[ENTRIES SHOWN]
§

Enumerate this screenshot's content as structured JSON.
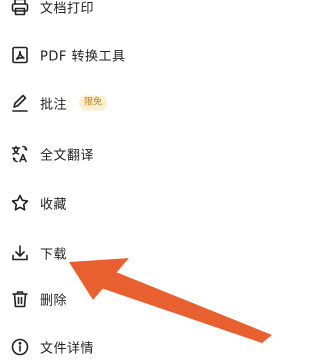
{
  "menu": {
    "items": [
      {
        "label": "文档打印",
        "icon": "printer-icon"
      },
      {
        "label": "PDF 转换工具",
        "icon": "pdf-icon"
      },
      {
        "label": "批注",
        "icon": "pen-icon",
        "badge": "限免"
      },
      {
        "label": "全文翻译",
        "icon": "translate-icon"
      },
      {
        "label": "收藏",
        "icon": "star-icon"
      },
      {
        "label": "下载",
        "icon": "download-icon"
      },
      {
        "label": "删除",
        "icon": "trash-icon"
      },
      {
        "label": "文件详情",
        "icon": "info-icon"
      }
    ]
  },
  "colors": {
    "badge_bg": "#fcefd3",
    "badge_text": "#c4811a",
    "annotation_arrow": "#e8602f"
  }
}
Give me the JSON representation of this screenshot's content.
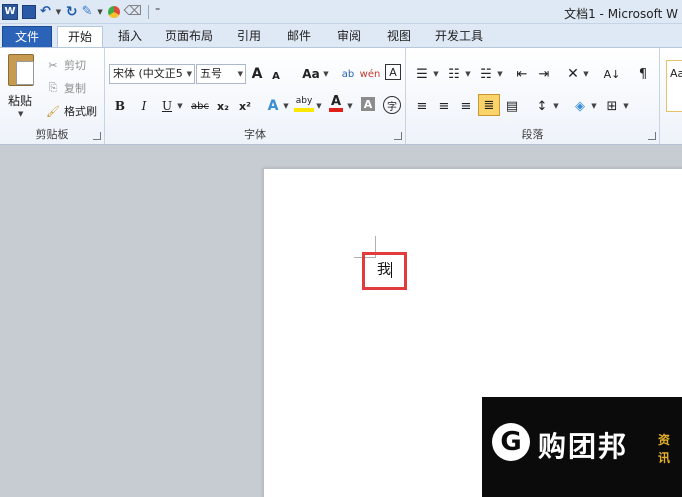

§

[GIVEN REQUEST] Transcribe the material exactly, keeping every word and none of the pictures.

[OUTPUT OF THE EXERCISE]
Enumerate this screenshot's content as structured JSON.
{
  "menu": {
    "items": [
      {
        "label": "文档打印",
        "icon": "printer-icon"
      },
      {
        "label": "PDF 转换工具",
        "icon": "pdf-icon"
      },
      {
        "label": "批注",
        "icon": "pen-icon",
        "badge": "限免"
      },
      {
        "label": "全文翻译",
        "icon": "translate-icon"
      },
      {
        "label": "收藏",
        "icon": "star-icon"
      },
      {
        "label": "下载",
        "icon": "download-icon"
      },
      {
        "label": "删除",
        "icon": "trash-icon"
      },
      {
        "label": "文件详情",
        "icon": "info-icon"
      }
    ]
  },
  "colors": {
    "badge_bg": "#fcefd3",
    "badge_text": "#c4811a",
    "annotation_arrow": "#e8602f"
  }
}
Give me the JSON representation of this screenshot's content.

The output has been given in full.